SET TASK: Review the material and extract every line in which the word "Total" occurs.

(Dataset rows about figures)
★ ★ ★ ★ ★ ★ ★

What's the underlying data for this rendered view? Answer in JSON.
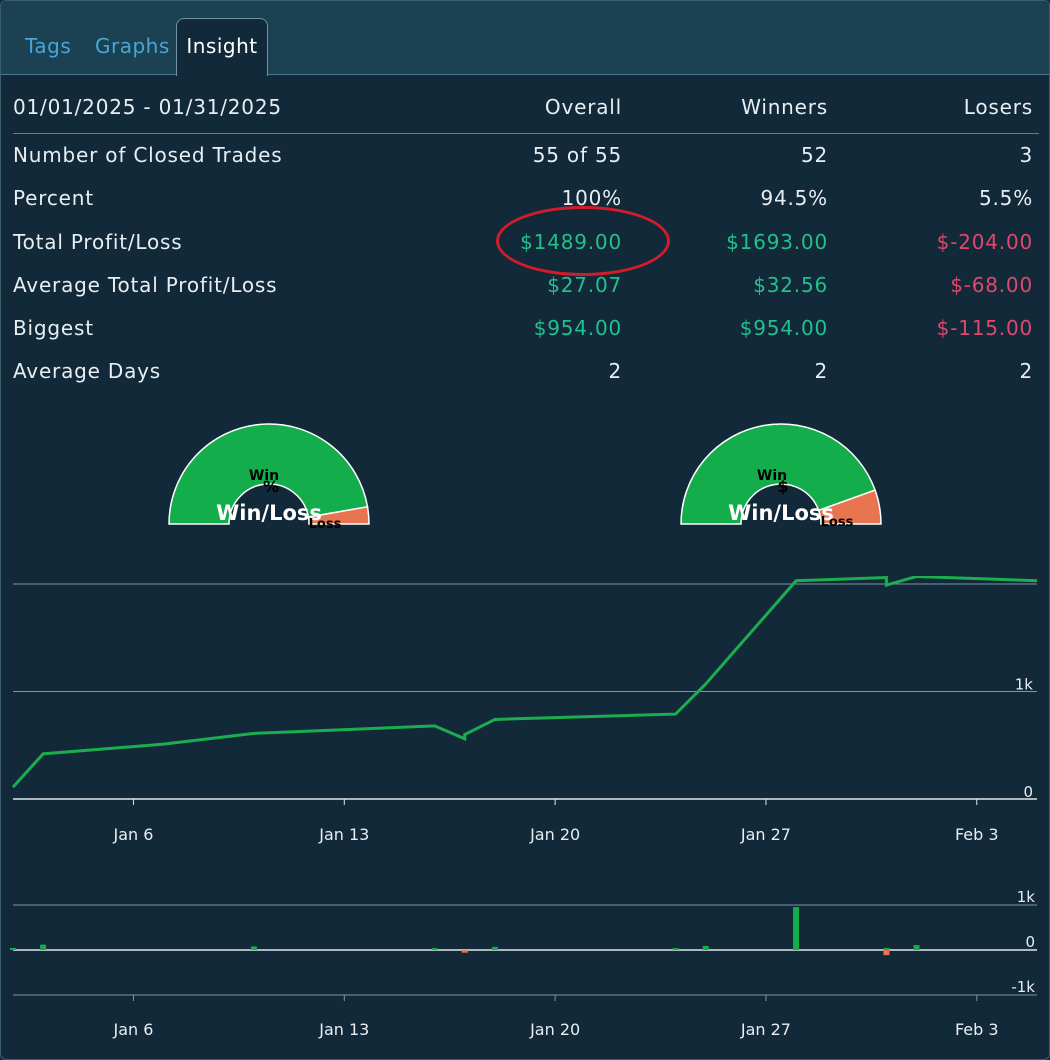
{
  "tabs": [
    {
      "label": "Tags"
    },
    {
      "label": "Graphs"
    },
    {
      "label": "Insight",
      "active": true
    }
  ],
  "stats": {
    "date_range": "01/01/2025 - 01/31/2025",
    "columns": [
      "Overall",
      "Winners",
      "Losers"
    ],
    "rows": [
      {
        "label": "Number of Closed Trades",
        "overall": "55 of 55",
        "winners": "52",
        "losers": "3"
      },
      {
        "label": "Percent",
        "overall": "100%",
        "winners": "94.5%",
        "losers": "5.5%"
      },
      {
        "label": "Total Profit/Loss",
        "overall": "$1489.00",
        "winners": "$1693.00",
        "losers": "$-204.00"
      },
      {
        "label": "Average Total Profit/Loss",
        "overall": "$27.07",
        "winners": "$32.56",
        "losers": "$-68.00"
      },
      {
        "label": "Biggest",
        "overall": "$954.00",
        "winners": "$954.00",
        "losers": "$-115.00"
      },
      {
        "label": "Average Days",
        "overall": "2",
        "winners": "2",
        "losers": "2"
      }
    ],
    "highlighted_value": "$1489.00"
  },
  "gauges": [
    {
      "title": "Win/Loss",
      "symbol": "%",
      "win_label": "Win",
      "loss_label": "Loss",
      "win_share": 0.945
    },
    {
      "title": "Win/Loss",
      "symbol": "$",
      "win_label": "Win",
      "loss_label": "Loss",
      "win_share": 0.89
    }
  ],
  "colors": {
    "background": "#12293a",
    "tabbar": "#1b4153",
    "positive": "#22c08c",
    "negative": "#e0476c",
    "win": "#13ad4c",
    "loss": "#e87550",
    "line": "#1cad4e"
  },
  "chart_data": [
    {
      "type": "line",
      "x_ticks": [
        "Jan 6",
        "Jan 13",
        "Jan 20",
        "Jan 27",
        "Feb 3"
      ],
      "y_ticks": [
        "0",
        "1k"
      ],
      "ylim": [
        0,
        2000
      ],
      "x_range": [
        "2025-01-02",
        "2025-02-05"
      ],
      "grid": true,
      "series": [
        {
          "x": [
            "2025-01-02",
            "2025-01-03",
            "2025-01-07",
            "2025-01-10",
            "2025-01-16",
            "2025-01-17",
            "2025-01-17",
            "2025-01-18",
            "2025-01-24",
            "2025-01-25",
            "2025-01-28",
            "2025-01-31",
            "2025-01-31",
            "2025-02-01",
            "2025-02-05"
          ],
          "y": [
            110,
            420,
            510,
            610,
            680,
            560,
            600,
            740,
            790,
            1070,
            2030,
            2060,
            1990,
            2070,
            2030
          ]
        }
      ]
    },
    {
      "type": "bar",
      "x_ticks": [
        "Jan 6",
        "Jan 13",
        "Jan 20",
        "Jan 27",
        "Feb 3"
      ],
      "y_ticks": [
        "1k",
        "0",
        "-1k"
      ],
      "ylim": [
        -1000,
        1000
      ],
      "grid": true,
      "x": [
        "2025-01-02",
        "2025-01-03",
        "2025-01-10",
        "2025-01-16",
        "2025-01-17",
        "2025-01-18",
        "2025-01-24",
        "2025-01-25",
        "2025-01-28",
        "2025-01-31",
        "2025-01-31",
        "2025-02-01"
      ],
      "values": [
        40,
        120,
        80,
        20,
        -60,
        70,
        15,
        90,
        954,
        20,
        -115,
        110
      ]
    }
  ]
}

★ ★ ★ ★ ★ ★ ★

WRITTEN ANSWER:
        "label": "Total Profit/Loss",
        "label": "Average Total Profit/Loss",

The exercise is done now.